Collection entries
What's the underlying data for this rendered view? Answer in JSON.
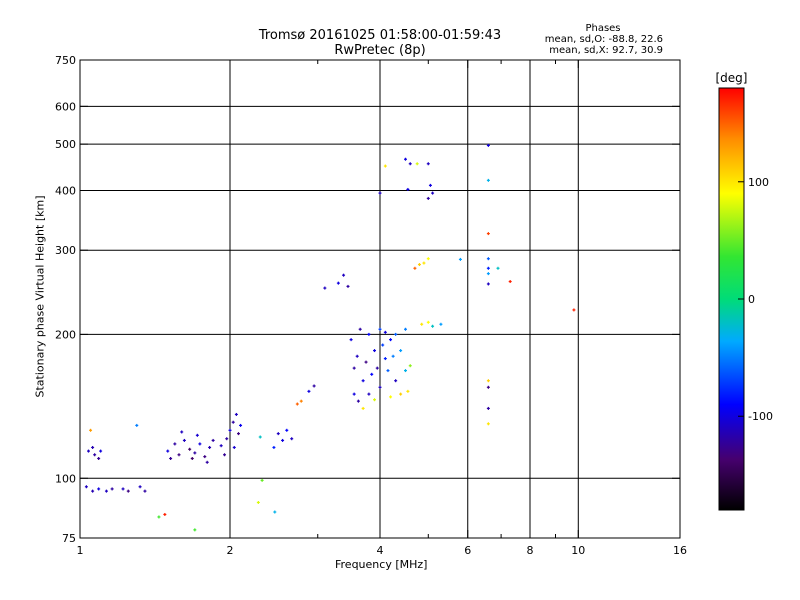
{
  "chart_data": {
    "type": "scatter",
    "title_line1": "Tromsø 20161025 01:58:00-01:59:43",
    "title_line2": "RwPretec (8p)",
    "xlabel": "Frequency [MHz]",
    "ylabel": "Stationary phase Virtual Height [km]",
    "x_scale": "log",
    "y_scale": "log",
    "xlim": [
      1,
      16
    ],
    "ylim": [
      75,
      750
    ],
    "x_ticks": [
      1,
      2,
      4,
      6,
      8,
      10,
      16
    ],
    "x_tick_labels": [
      "1",
      "2",
      "4",
      "6",
      "8",
      "10",
      "16"
    ],
    "x_minor_ticks": [
      3,
      5,
      7,
      9
    ],
    "y_ticks": [
      75,
      100,
      200,
      300,
      400,
      500,
      600,
      750
    ],
    "y_tick_labels": [
      "75",
      "100",
      "200",
      "300",
      "400",
      "500",
      "600",
      "750"
    ],
    "grid": true,
    "stats": {
      "heading": "Phases",
      "line_o": "mean, sd,O: -88.8, 22.6",
      "line_x": "mean, sd,X: 92.7, 30.9"
    },
    "colorbar": {
      "unit": "[deg]",
      "range": [
        -180,
        180
      ],
      "ticks": [
        100,
        0,
        -100
      ],
      "tick_labels": [
        "100",
        "0",
        "-100"
      ]
    },
    "points": [
      {
        "f": 1.05,
        "h": 126,
        "p": 130
      },
      {
        "f": 1.04,
        "h": 114,
        "p": -110
      },
      {
        "f": 1.07,
        "h": 112,
        "p": -120
      },
      {
        "f": 1.1,
        "h": 114,
        "p": -100
      },
      {
        "f": 1.06,
        "h": 116,
        "p": -115
      },
      {
        "f": 1.09,
        "h": 110,
        "p": -125
      },
      {
        "f": 1.03,
        "h": 96,
        "p": -110
      },
      {
        "f": 1.06,
        "h": 94,
        "p": -115
      },
      {
        "f": 1.09,
        "h": 95,
        "p": -100
      },
      {
        "f": 1.13,
        "h": 94,
        "p": -110
      },
      {
        "f": 1.16,
        "h": 95,
        "p": -120
      },
      {
        "f": 1.22,
        "h": 95,
        "p": -110
      },
      {
        "f": 1.25,
        "h": 94,
        "p": -130
      },
      {
        "f": 1.32,
        "h": 96,
        "p": -110
      },
      {
        "f": 1.35,
        "h": 94,
        "p": -120
      },
      {
        "f": 1.3,
        "h": 129,
        "p": -50
      },
      {
        "f": 1.44,
        "h": 83,
        "p": 40
      },
      {
        "f": 1.48,
        "h": 84,
        "p": 170
      },
      {
        "f": 1.5,
        "h": 114,
        "p": -100
      },
      {
        "f": 1.55,
        "h": 118,
        "p": -120
      },
      {
        "f": 1.58,
        "h": 112,
        "p": -130
      },
      {
        "f": 1.62,
        "h": 120,
        "p": -110
      },
      {
        "f": 1.66,
        "h": 115,
        "p": -140
      },
      {
        "f": 1.7,
        "h": 113,
        "p": -120
      },
      {
        "f": 1.74,
        "h": 118,
        "p": -100
      },
      {
        "f": 1.78,
        "h": 111,
        "p": -130
      },
      {
        "f": 1.82,
        "h": 116,
        "p": -115
      },
      {
        "f": 1.85,
        "h": 120,
        "p": -120
      },
      {
        "f": 1.6,
        "h": 125,
        "p": -110
      },
      {
        "f": 1.68,
        "h": 110,
        "p": -140
      },
      {
        "f": 1.52,
        "h": 110,
        "p": -125
      },
      {
        "f": 1.72,
        "h": 123,
        "p": -105
      },
      {
        "f": 1.8,
        "h": 108,
        "p": -120
      },
      {
        "f": 1.92,
        "h": 117,
        "p": -110
      },
      {
        "f": 1.97,
        "h": 121,
        "p": -120
      },
      {
        "f": 2.0,
        "h": 126,
        "p": -100
      },
      {
        "f": 2.03,
        "h": 131,
        "p": -120
      },
      {
        "f": 2.06,
        "h": 136,
        "p": -110
      },
      {
        "f": 2.08,
        "h": 124,
        "p": -130
      },
      {
        "f": 1.95,
        "h": 112,
        "p": -125
      },
      {
        "f": 2.04,
        "h": 116,
        "p": -105
      },
      {
        "f": 2.1,
        "h": 129,
        "p": -95
      },
      {
        "f": 1.7,
        "h": 78,
        "p": 40
      },
      {
        "f": 2.28,
        "h": 89,
        "p": 80
      },
      {
        "f": 2.32,
        "h": 99,
        "p": 50
      },
      {
        "f": 2.46,
        "h": 85,
        "p": -30
      },
      {
        "f": 2.3,
        "h": 122,
        "p": -20
      },
      {
        "f": 2.45,
        "h": 116,
        "p": -80
      },
      {
        "f": 2.5,
        "h": 124,
        "p": -110
      },
      {
        "f": 2.55,
        "h": 120,
        "p": -100
      },
      {
        "f": 2.6,
        "h": 126,
        "p": -90
      },
      {
        "f": 2.66,
        "h": 121,
        "p": -110
      },
      {
        "f": 2.73,
        "h": 143,
        "p": 150
      },
      {
        "f": 2.78,
        "h": 145,
        "p": 140
      },
      {
        "f": 2.88,
        "h": 152,
        "p": -100
      },
      {
        "f": 2.95,
        "h": 156,
        "p": -120
      },
      {
        "f": 3.1,
        "h": 250,
        "p": -110
      },
      {
        "f": 3.3,
        "h": 256,
        "p": -100
      },
      {
        "f": 3.38,
        "h": 266,
        "p": -110
      },
      {
        "f": 3.45,
        "h": 252,
        "p": -120
      },
      {
        "f": 3.55,
        "h": 170,
        "p": -120
      },
      {
        "f": 3.6,
        "h": 180,
        "p": -110
      },
      {
        "f": 3.7,
        "h": 160,
        "p": -100
      },
      {
        "f": 3.75,
        "h": 175,
        "p": -130
      },
      {
        "f": 3.8,
        "h": 150,
        "p": -110
      },
      {
        "f": 3.85,
        "h": 165,
        "p": -90
      },
      {
        "f": 3.9,
        "h": 185,
        "p": -100
      },
      {
        "f": 3.95,
        "h": 170,
        "p": -120
      },
      {
        "f": 4.0,
        "h": 155,
        "p": -110
      },
      {
        "f": 4.05,
        "h": 190,
        "p": -70
      },
      {
        "f": 4.1,
        "h": 178,
        "p": -80
      },
      {
        "f": 4.15,
        "h": 168,
        "p": -60
      },
      {
        "f": 4.2,
        "h": 195,
        "p": -90
      },
      {
        "f": 4.25,
        "h": 180,
        "p": -50
      },
      {
        "f": 4.3,
        "h": 160,
        "p": -110
      },
      {
        "f": 3.5,
        "h": 195,
        "p": -100
      },
      {
        "f": 3.65,
        "h": 205,
        "p": -120
      },
      {
        "f": 3.8,
        "h": 200,
        "p": -90
      },
      {
        "f": 4.0,
        "h": 205,
        "p": -70
      },
      {
        "f": 4.1,
        "h": 202,
        "p": -100
      },
      {
        "f": 4.3,
        "h": 200,
        "p": -60
      },
      {
        "f": 4.5,
        "h": 205,
        "p": -50
      },
      {
        "f": 4.4,
        "h": 185,
        "p": -40
      },
      {
        "f": 4.5,
        "h": 168,
        "p": -30
      },
      {
        "f": 4.6,
        "h": 172,
        "p": 60
      },
      {
        "f": 4.55,
        "h": 152,
        "p": 100
      },
      {
        "f": 4.4,
        "h": 150,
        "p": 110
      },
      {
        "f": 4.2,
        "h": 148,
        "p": 90
      },
      {
        "f": 3.9,
        "h": 146,
        "p": 80
      },
      {
        "f": 3.7,
        "h": 140,
        "p": 100
      },
      {
        "f": 3.55,
        "h": 150,
        "p": -100
      },
      {
        "f": 3.62,
        "h": 145,
        "p": -120
      },
      {
        "f": 4.0,
        "h": 395,
        "p": -110
      },
      {
        "f": 4.1,
        "h": 450,
        "p": 100
      },
      {
        "f": 4.5,
        "h": 465,
        "p": -100
      },
      {
        "f": 4.6,
        "h": 455,
        "p": -110
      },
      {
        "f": 4.75,
        "h": 455,
        "p": 80
      },
      {
        "f": 5.0,
        "h": 455,
        "p": -110
      },
      {
        "f": 5.05,
        "h": 410,
        "p": -100
      },
      {
        "f": 5.1,
        "h": 395,
        "p": -110
      },
      {
        "f": 5.0,
        "h": 385,
        "p": -120
      },
      {
        "f": 4.55,
        "h": 402,
        "p": -100
      },
      {
        "f": 4.7,
        "h": 275,
        "p": 150
      },
      {
        "f": 4.8,
        "h": 280,
        "p": 110
      },
      {
        "f": 4.9,
        "h": 282,
        "p": 100
      },
      {
        "f": 5.0,
        "h": 288,
        "p": 90
      },
      {
        "f": 4.85,
        "h": 210,
        "p": 100
      },
      {
        "f": 5.0,
        "h": 212,
        "p": 90
      },
      {
        "f": 5.1,
        "h": 208,
        "p": -20
      },
      {
        "f": 5.3,
        "h": 210,
        "p": -40
      },
      {
        "f": 5.8,
        "h": 287,
        "p": -40
      },
      {
        "f": 6.6,
        "h": 497,
        "p": -100
      },
      {
        "f": 6.6,
        "h": 420,
        "p": -30
      },
      {
        "f": 6.6,
        "h": 325,
        "p": 160
      },
      {
        "f": 6.6,
        "h": 288,
        "p": -60
      },
      {
        "f": 6.6,
        "h": 275,
        "p": -80
      },
      {
        "f": 6.6,
        "h": 268,
        "p": -40
      },
      {
        "f": 6.6,
        "h": 255,
        "p": -110
      },
      {
        "f": 6.6,
        "h": 160,
        "p": 110
      },
      {
        "f": 6.6,
        "h": 155,
        "p": -130
      },
      {
        "f": 6.6,
        "h": 140,
        "p": -120
      },
      {
        "f": 6.6,
        "h": 130,
        "p": 100
      },
      {
        "f": 6.9,
        "h": 275,
        "p": -20
      },
      {
        "f": 7.3,
        "h": 258,
        "p": 170
      },
      {
        "f": 9.8,
        "h": 225,
        "p": 170
      }
    ]
  }
}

→ Task prompt
The word "mean" may turn up on some lines of these records; say how many, with no other words.

→ Output below
2